What needs to be done
From the records, pick out and copy each line containing "text".

===== Data section =====

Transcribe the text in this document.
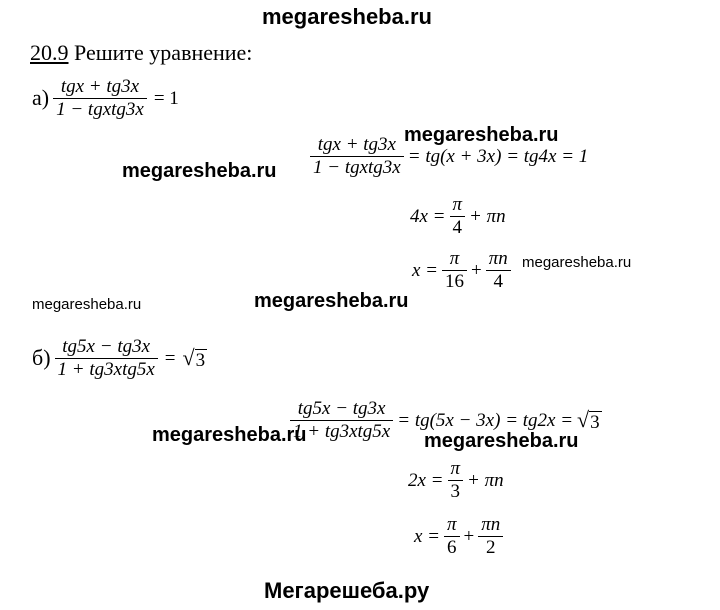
megaresheba.ru
20.9 Решите уравнение:
$а) \frac{\text{tgx + tg3x}}{\text{1 − tgxtg3x}} = 1$
$\frac{\text{tgx + tg3x}}{\text{1 − tgxtg3x}} = tg(x + 3x) = tg4x = 1$
$4x = \frac{\pi}{4} + \pi n$
$x = \frac{\pi}{16} + \frac{\pi n}{4}$
$б) \frac{tg5x - tg3x}{\text{1 + tg3xtg5x}}$ = √ 3
$\frac{tg5x - tg3x}{\text{1 + tg3xtg5x}} = tg(5x - 3x) = tg2x$ = √ 3
$2x = \frac{\pi}{3} + \pi n$
$x = \frac{\pi}{6} + \frac{\pi n}{2}$
megaresheba.ru
megaresheba.ru
megaresheba.ru
megaresheba.ru	megaresheba.ru
megaresheba.ru	megaresheba.ru
Мегарешеба.ру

=====

Response to this task
Transcribe the text in this document.
$а) \frac{\text{tgx + tg3x}}{\text{1 − tgxtg3x}} = 1$
$\frac{\text{tgx + tg3x}}{\text{1 − tgxtg3x}} = tg(x + 3x) = tg4x = 1$
$б) \frac{tg5x - tg3x}{\text{1 + tg3xtg5x}}$ = √ 3
$\frac{tg5x - tg3x}{\text{1 + tg3xtg5x}} = tg(5x - 3x) = tg2x$ = √ 3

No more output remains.